● **GOAL**
Lines that include the word "position" are the ones to copy.

● **RECORDS FOR THIS EXERCISE**
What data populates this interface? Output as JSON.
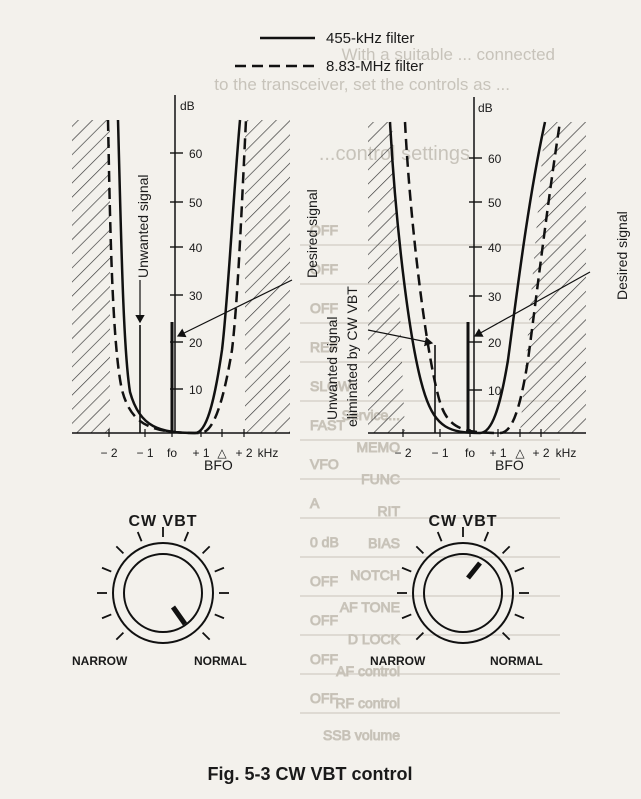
{
  "legend": {
    "solid_label": "455-kHz filter",
    "dashed_label": "8.83-MHz filter"
  },
  "bleed_through": {
    "line1": "With a suitable ... connected",
    "line2": "to the transceiver, set the controls as ...",
    "heading": "...control settings",
    "table_left": [
      "OFF",
      "OFF",
      "OFF",
      "REF",
      "SLOW",
      "FAST",
      "VFO",
      "A",
      "0 dB",
      "OFF",
      "OFF",
      "OFF",
      "OFF"
    ],
    "table_right": [
      "Service...",
      "MEMO",
      "FUNC",
      "RIT",
      "BIAS",
      "NOTCH",
      "AF TONE",
      "D LOCK",
      "AF control",
      "RF control",
      "SSB volume"
    ]
  },
  "graphs": [
    {
      "db_unit": "dB",
      "db_ticks": [
        "60",
        "50",
        "40",
        "30",
        "20",
        "10"
      ],
      "x_ticks": [
        "− 2",
        "− 1",
        "fo",
        "+ 1",
        "△",
        "+ 2",
        "kHz"
      ],
      "x_sub": "BFO",
      "unwanted_label": "Unwanted signal",
      "desired_label": "Desired signal"
    },
    {
      "db_unit": "dB",
      "db_ticks": [
        "60",
        "50",
        "40",
        "30",
        "20",
        "10"
      ],
      "x_ticks": [
        "− 2",
        "− 1",
        "fo",
        "+ 1",
        "△",
        "+ 2",
        "kHz"
      ],
      "x_sub": "BFO",
      "unwanted_label_line1": "Unwanted signal",
      "unwanted_label_line2": "eliminated by CW VBT",
      "desired_label": "Desired signal"
    }
  ],
  "knobs": [
    {
      "title": "CW  VBT",
      "left": "NARROW",
      "right": "NORMAL",
      "position": "normal"
    },
    {
      "title": "CW  VBT",
      "left": "NARROW",
      "right": "NORMAL",
      "position": "toward narrow"
    }
  ],
  "caption": "Fig. 5-3  CW VBT control"
}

● **RESPONSE**
      "position": "normal"
      "position": "toward narrow"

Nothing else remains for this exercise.